■ DATASET RECORDS ■
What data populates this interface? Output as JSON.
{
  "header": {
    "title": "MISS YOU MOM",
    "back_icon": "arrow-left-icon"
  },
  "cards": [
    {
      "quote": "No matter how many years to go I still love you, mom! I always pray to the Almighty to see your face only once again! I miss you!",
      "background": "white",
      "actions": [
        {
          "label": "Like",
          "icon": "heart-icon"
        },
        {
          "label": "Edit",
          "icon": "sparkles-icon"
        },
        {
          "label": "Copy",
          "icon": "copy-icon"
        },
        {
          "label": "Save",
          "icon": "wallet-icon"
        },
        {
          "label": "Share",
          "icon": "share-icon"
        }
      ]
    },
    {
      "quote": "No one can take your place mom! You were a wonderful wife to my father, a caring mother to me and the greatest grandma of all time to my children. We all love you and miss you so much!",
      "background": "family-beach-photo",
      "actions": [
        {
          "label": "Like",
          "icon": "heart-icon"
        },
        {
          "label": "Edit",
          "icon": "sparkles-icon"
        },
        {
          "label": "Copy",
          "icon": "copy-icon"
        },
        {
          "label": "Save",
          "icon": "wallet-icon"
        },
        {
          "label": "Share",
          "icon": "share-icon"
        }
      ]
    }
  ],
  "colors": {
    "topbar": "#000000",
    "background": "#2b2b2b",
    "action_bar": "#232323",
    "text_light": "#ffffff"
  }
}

■ TASK PROMPT ■
Copy out all the entries shown above, character for character.

■ RESULT OF THE TASK ■
What data populates this interface? Output as JSON.
{
  "header": {
    "title": "MISS YOU MOM",
    "back_icon": "arrow-left-icon"
  },
  "cards": [
    {
      "quote": "No matter how many years to go I still love you, mom! I always pray to the Almighty to see your face only once again! I miss you!",
      "background": "white",
      "actions": [
        {
          "label": "Like",
          "icon": "heart-icon"
        },
        {
          "label": "Edit",
          "icon": "sparkles-icon"
        },
        {
          "label": "Copy",
          "icon": "copy-icon"
        },
        {
          "label": "Save",
          "icon": "wallet-icon"
        },
        {
          "label": "Share",
          "icon": "share-icon"
        }
      ]
    },
    {
      "quote": "No one can take your place mom! You were a wonderful wife to my father, a caring mother to me and the greatest grandma of all time to my children. We all love you and miss you so much!",
      "background": "family-beach-photo",
      "actions": [
        {
          "label": "Like",
          "icon": "heart-icon"
        },
        {
          "label": "Edit",
          "icon": "sparkles-icon"
        },
        {
          "label": "Copy",
          "icon": "copy-icon"
        },
        {
          "label": "Save",
          "icon": "wallet-icon"
        },
        {
          "label": "Share",
          "icon": "share-icon"
        }
      ]
    }
  ],
  "colors": {
    "topbar": "#000000",
    "background": "#2b2b2b",
    "action_bar": "#232323",
    "text_light": "#ffffff"
  }
}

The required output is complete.